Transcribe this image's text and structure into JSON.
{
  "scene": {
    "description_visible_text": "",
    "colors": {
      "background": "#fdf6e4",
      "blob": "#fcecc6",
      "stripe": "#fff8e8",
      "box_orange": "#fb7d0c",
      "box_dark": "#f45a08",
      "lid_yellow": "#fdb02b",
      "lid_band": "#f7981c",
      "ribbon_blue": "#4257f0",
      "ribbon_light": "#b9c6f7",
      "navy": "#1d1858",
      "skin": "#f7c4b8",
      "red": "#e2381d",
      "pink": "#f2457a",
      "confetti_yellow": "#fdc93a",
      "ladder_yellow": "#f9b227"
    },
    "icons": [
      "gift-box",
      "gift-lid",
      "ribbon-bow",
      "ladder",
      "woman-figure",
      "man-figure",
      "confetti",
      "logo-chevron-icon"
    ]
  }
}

####

— What is needed —
Write out every entry again, keeping each line exactly the same.

— Solved exercise —
Transcribe this image's text and structure into JSON.
{
  "scene": {
    "description_visible_text": "",
    "colors": {
      "background": "#fdf6e4",
      "blob": "#fcecc6",
      "stripe": "#fff8e8",
      "box_orange": "#fb7d0c",
      "box_dark": "#f45a08",
      "lid_yellow": "#fdb02b",
      "lid_band": "#f7981c",
      "ribbon_blue": "#4257f0",
      "ribbon_light": "#b9c6f7",
      "navy": "#1d1858",
      "skin": "#f7c4b8",
      "red": "#e2381d",
      "pink": "#f2457a",
      "confetti_yellow": "#fdc93a",
      "ladder_yellow": "#f9b227"
    },
    "icons": [
      "gift-box",
      "gift-lid",
      "ribbon-bow",
      "ladder",
      "woman-figure",
      "man-figure",
      "confetti",
      "logo-chevron-icon"
    ]
  }
}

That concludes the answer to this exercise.